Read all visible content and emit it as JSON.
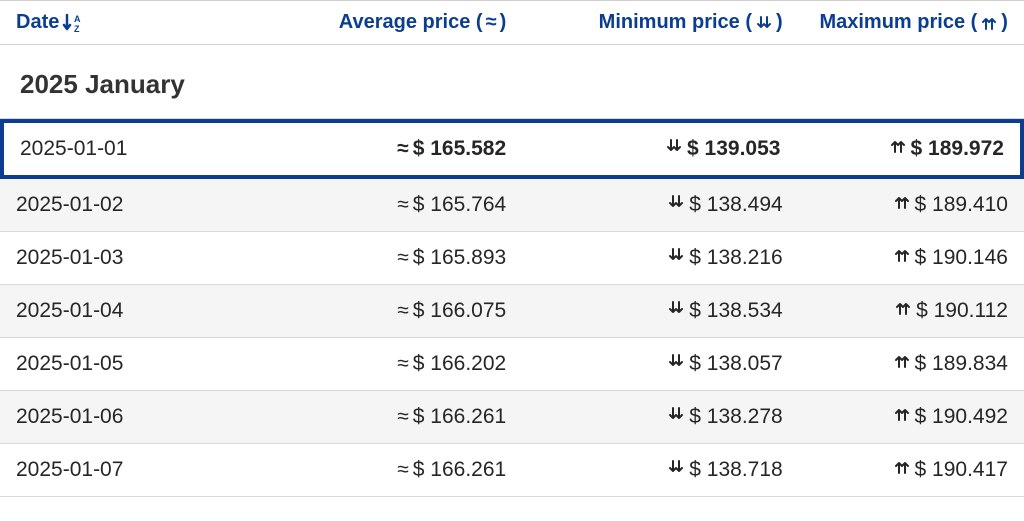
{
  "table": {
    "headers": {
      "date": "Date",
      "average": "Average price (",
      "average_close": ")",
      "minimum": "Minimum price (",
      "minimum_close": ")",
      "maximum": "Maximum price (",
      "maximum_close": ")"
    },
    "month_label": "2025 January",
    "symbols": {
      "approx": "≈",
      "down": "⇊",
      "up": "⇈",
      "sort_az": "A Z"
    },
    "columns": {
      "date_width": "31%",
      "avg_width": "20%",
      "min_width": "27%",
      "max_width": "22%"
    },
    "rows": [
      {
        "date": "2025-01-01",
        "avg": "$ 165.582",
        "min": "$ 139.053",
        "max": "$ 189.972",
        "highlighted": true
      },
      {
        "date": "2025-01-02",
        "avg": "$ 165.764",
        "min": "$ 138.494",
        "max": "$ 189.410",
        "highlighted": false
      },
      {
        "date": "2025-01-03",
        "avg": "$ 165.893",
        "min": "$ 138.216",
        "max": "$ 190.146",
        "highlighted": false
      },
      {
        "date": "2025-01-04",
        "avg": "$ 166.075",
        "min": "$ 138.534",
        "max": "$ 190.112",
        "highlighted": false
      },
      {
        "date": "2025-01-05",
        "avg": "$ 166.202",
        "min": "$ 138.057",
        "max": "$ 189.834",
        "highlighted": false
      },
      {
        "date": "2025-01-06",
        "avg": "$ 166.261",
        "min": "$ 138.278",
        "max": "$ 190.492",
        "highlighted": false
      },
      {
        "date": "2025-01-07",
        "avg": "$ 166.261",
        "min": "$ 138.718",
        "max": "$ 190.417",
        "highlighted": false
      }
    ],
    "colors": {
      "header_text": "#0b3e91",
      "row_alt_bg": "#f5f5f5",
      "border": "#d8d8d8",
      "highlight_border": "#0b3e91",
      "text": "#262626"
    }
  }
}
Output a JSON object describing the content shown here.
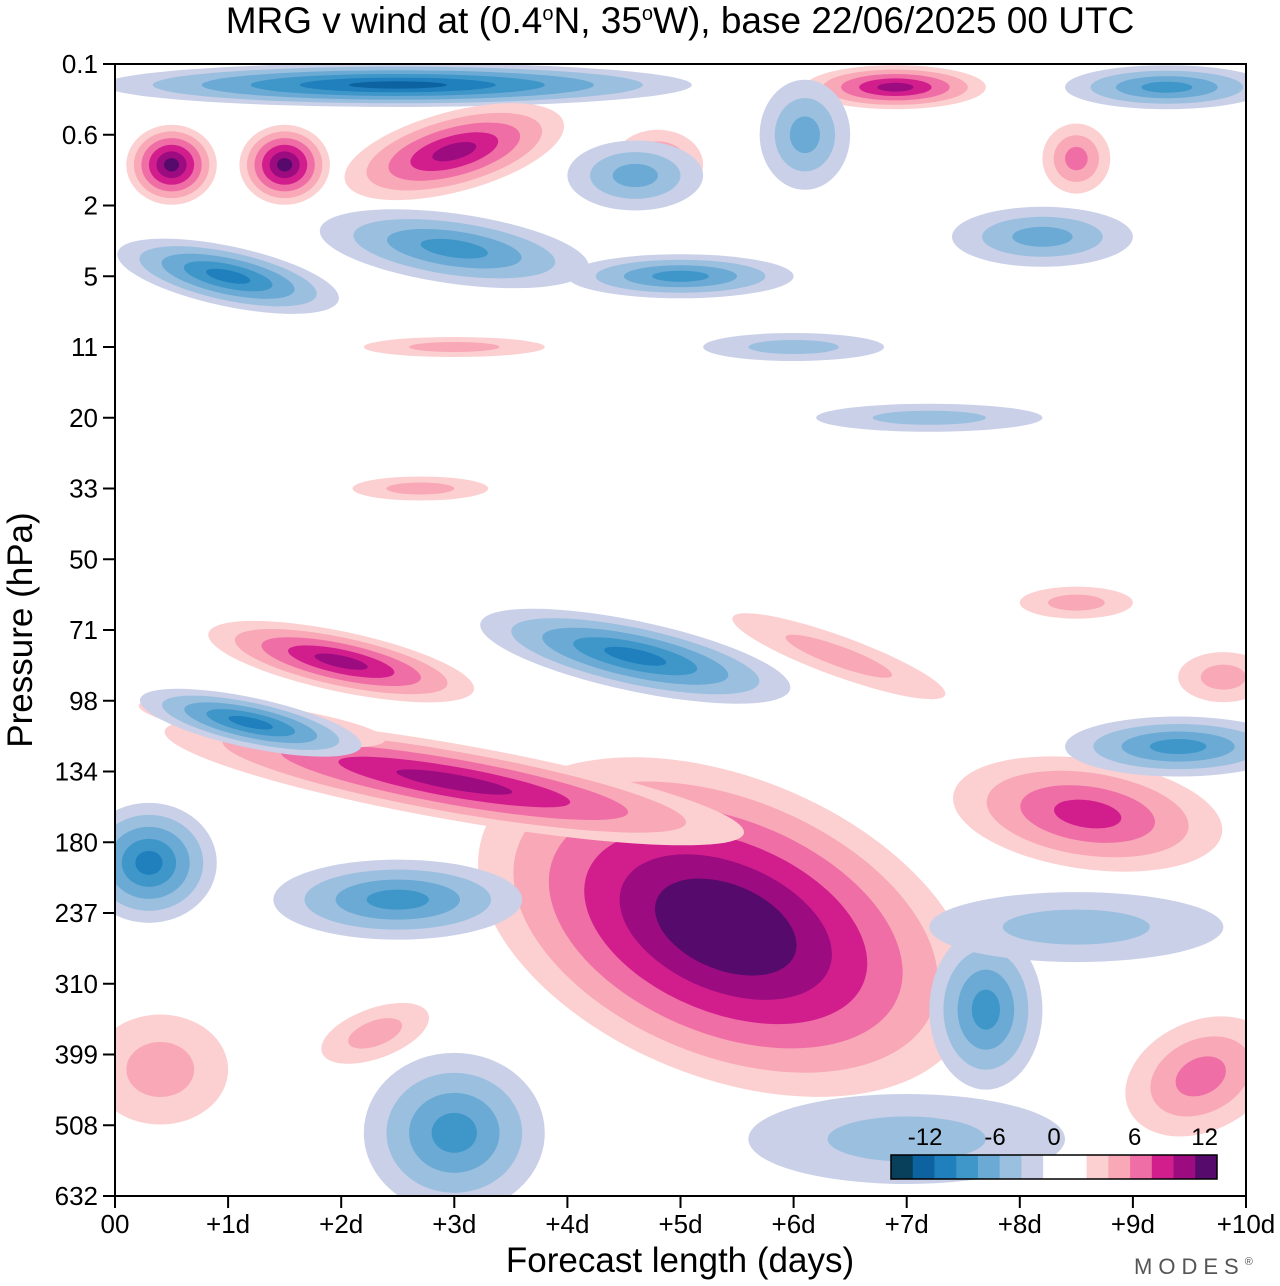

┄┄┄┄┄┄┄┄┄┄

» REQUEST
Give the material again exactly as it is, but keep the pictures out.

» EXERCISE SOLUTION
Read all visible content and emit it as JSON.
{
  "table": {
    "headers": {
      "date": "Date",
      "average": "Average price (",
      "average_close": ")",
      "minimum": "Minimum price (",
      "minimum_close": ")",
      "maximum": "Maximum price (",
      "maximum_close": ")"
    },
    "month_label": "2025 January",
    "symbols": {
      "approx": "≈",
      "down": "⇊",
      "up": "⇈",
      "sort_az": "A Z"
    },
    "columns": {
      "date_width": "31%",
      "avg_width": "20%",
      "min_width": "27%",
      "max_width": "22%"
    },
    "rows": [
      {
        "date": "2025-01-01",
        "avg": "$ 165.582",
        "min": "$ 139.053",
        "max": "$ 189.972",
        "highlighted": true
      },
      {
        "date": "2025-01-02",
        "avg": "$ 165.764",
        "min": "$ 138.494",
        "max": "$ 189.410",
        "highlighted": false
      },
      {
        "date": "2025-01-03",
        "avg": "$ 165.893",
        "min": "$ 138.216",
        "max": "$ 190.146",
        "highlighted": false
      },
      {
        "date": "2025-01-04",
        "avg": "$ 166.075",
        "min": "$ 138.534",
        "max": "$ 190.112",
        "highlighted": false
      },
      {
        "date": "2025-01-05",
        "avg": "$ 166.202",
        "min": "$ 138.057",
        "max": "$ 189.834",
        "highlighted": false
      },
      {
        "date": "2025-01-06",
        "avg": "$ 166.261",
        "min": "$ 138.278",
        "max": "$ 190.492",
        "highlighted": false
      },
      {
        "date": "2025-01-07",
        "avg": "$ 166.261",
        "min": "$ 138.718",
        "max": "$ 190.417",
        "highlighted": false
      }
    ],
    "colors": {
      "header_text": "#0b3e91",
      "row_alt_bg": "#f5f5f5",
      "border": "#d8d8d8",
      "highlight_border": "#0b3e91",
      "text": "#262626"
    }
  }
}
Output a JSON object describing the content shown here.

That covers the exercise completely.